__Tasks__
A) Decide whether each statement agrees with the text on ototopical drops. Answer yes or no and quote the deciding words of the text.
(i) The 2008 review by Schmelzle and colleagues drew on seven randomized controlled trials.
(ii) The patients in the 1991 study had dry ears when their tubes were placed.
(iii) The 2009 study found that antibiotic otic drops opened clotted tubes more often than vinegar and hydrogen peroxide.
B) Answer these questions from the text on ototopical drops:
(i) Who published the 1991 study?
(ii) What kind of study did Burke and colleagues carry out in 2009?
(iii) In the 2008 review, what two treatments were fluoroquinolone-based drops compared against?

__Given text__
:::::

How to reduce the risk of post-operative TT otorrhea and TT occlusion is a common question among otolaryngologists and researchers and the efficacy of ototopical drops has been debated for patients without middle ear fluid. There is conflicting information in the current literature about the utility of these topical otic drops in patients with dry ears on the day of surgery. A 2008 review of seven randomized controlled trials completed by Schmelzle and colleagues concluded that fluoroquinolone based topical otic drops are the most effective treatment for patients with acute otitis media and TTs when compared to systemic antibiotic treatment and placebo. However, this treatment has been long debated. A 1991 study published by Ramadan, Tarazi, and Zaytoun found that there was no statistical difference between treated vs. not treated group in the development of post-operative otorrhea; however, all of these patients had middle ear effusions at the time of TT placement. Concurrently, a 2009 ex vivo study by Burke and colleagues on clotted TT(s) found that the administration of a solution of vinegar and hydrogen peroxide produced patent tubes at a higher rate than antibiotic otic drops.

:::::

__Dataset content__
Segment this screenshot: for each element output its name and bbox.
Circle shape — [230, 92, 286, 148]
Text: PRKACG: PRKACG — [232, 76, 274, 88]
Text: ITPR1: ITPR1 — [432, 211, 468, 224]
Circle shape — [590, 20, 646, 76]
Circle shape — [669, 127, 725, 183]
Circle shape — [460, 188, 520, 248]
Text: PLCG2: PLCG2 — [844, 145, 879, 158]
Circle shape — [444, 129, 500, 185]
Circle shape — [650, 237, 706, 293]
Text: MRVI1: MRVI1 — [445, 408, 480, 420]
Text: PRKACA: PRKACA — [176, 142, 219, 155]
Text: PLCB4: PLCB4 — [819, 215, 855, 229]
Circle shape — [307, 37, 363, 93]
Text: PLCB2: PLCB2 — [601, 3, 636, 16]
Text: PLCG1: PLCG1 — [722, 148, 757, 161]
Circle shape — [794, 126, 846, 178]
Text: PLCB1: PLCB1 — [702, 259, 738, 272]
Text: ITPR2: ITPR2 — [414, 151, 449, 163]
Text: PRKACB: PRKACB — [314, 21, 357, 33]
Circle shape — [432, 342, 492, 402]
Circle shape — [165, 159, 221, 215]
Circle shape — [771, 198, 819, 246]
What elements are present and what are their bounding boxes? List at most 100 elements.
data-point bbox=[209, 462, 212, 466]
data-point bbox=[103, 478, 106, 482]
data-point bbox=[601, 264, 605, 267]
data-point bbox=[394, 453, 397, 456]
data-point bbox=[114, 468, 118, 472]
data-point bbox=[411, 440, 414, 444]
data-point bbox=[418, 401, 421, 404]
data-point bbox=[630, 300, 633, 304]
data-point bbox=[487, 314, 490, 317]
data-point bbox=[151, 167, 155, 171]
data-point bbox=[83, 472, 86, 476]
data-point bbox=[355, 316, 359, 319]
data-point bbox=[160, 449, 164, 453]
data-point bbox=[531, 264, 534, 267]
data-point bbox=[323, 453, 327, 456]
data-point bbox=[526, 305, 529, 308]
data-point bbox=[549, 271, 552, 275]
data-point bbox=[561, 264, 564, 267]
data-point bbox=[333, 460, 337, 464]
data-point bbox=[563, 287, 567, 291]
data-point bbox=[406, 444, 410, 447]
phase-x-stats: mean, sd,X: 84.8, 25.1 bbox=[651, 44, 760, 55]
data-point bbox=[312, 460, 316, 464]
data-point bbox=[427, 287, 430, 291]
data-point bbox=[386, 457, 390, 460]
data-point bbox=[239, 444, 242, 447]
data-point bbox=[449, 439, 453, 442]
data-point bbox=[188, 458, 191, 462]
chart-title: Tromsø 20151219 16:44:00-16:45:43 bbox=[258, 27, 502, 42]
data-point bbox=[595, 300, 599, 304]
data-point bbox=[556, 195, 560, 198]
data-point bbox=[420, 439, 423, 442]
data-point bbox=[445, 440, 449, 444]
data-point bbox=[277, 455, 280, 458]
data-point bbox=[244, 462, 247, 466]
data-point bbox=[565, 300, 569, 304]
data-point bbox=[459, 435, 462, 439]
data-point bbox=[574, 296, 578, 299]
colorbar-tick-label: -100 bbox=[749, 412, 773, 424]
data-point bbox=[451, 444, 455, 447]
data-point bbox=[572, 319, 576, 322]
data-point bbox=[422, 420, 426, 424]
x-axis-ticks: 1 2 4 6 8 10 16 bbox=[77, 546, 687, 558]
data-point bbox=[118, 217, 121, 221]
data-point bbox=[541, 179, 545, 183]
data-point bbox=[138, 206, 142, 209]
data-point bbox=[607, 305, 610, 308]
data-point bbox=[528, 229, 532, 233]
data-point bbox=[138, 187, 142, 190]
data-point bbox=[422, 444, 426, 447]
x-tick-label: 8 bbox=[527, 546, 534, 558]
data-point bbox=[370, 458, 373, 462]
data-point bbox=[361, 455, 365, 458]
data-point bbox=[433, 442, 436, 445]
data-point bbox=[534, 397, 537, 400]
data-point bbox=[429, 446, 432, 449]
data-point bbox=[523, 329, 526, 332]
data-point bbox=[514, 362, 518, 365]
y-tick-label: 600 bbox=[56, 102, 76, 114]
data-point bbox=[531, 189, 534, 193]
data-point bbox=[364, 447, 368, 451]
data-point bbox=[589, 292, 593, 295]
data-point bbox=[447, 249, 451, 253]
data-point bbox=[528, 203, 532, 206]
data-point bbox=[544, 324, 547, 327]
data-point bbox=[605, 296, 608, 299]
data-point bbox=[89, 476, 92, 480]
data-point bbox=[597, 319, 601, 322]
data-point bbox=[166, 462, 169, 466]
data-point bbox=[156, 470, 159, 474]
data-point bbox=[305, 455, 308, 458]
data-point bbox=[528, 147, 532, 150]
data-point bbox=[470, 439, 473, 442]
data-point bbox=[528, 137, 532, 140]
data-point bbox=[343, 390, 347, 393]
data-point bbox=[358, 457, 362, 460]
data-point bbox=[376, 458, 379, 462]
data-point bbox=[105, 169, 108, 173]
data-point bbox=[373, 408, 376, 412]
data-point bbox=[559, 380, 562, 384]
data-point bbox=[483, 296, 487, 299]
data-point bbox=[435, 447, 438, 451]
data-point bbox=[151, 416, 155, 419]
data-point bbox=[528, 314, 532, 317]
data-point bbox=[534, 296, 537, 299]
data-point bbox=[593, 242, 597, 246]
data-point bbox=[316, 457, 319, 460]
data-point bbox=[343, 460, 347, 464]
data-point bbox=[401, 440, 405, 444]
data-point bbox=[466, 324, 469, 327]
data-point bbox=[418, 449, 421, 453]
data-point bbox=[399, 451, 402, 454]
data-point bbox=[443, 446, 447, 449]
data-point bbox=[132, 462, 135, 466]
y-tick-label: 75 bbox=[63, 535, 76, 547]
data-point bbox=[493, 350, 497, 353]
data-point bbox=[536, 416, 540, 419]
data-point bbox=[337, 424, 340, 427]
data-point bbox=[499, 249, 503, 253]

:::::

__Task solutions__
A)
(i) Yes: "A 2008 review of seven randomized controlled trials completed by Schmelzle and colleagues"
(ii) No: "all of these patients had middle ear effusions at the time of TT placement"
(iii) No: "the administration of a solution of vinegar and hydrogen peroxide produced patent tubes at a higher rate than antibiotic otic drops"

B)
(i) Ramadan, Tarazi, and Zaytoun
(ii) An ex vivo study on clotted TTs
(iii) Systemic antibiotic treatment and placebo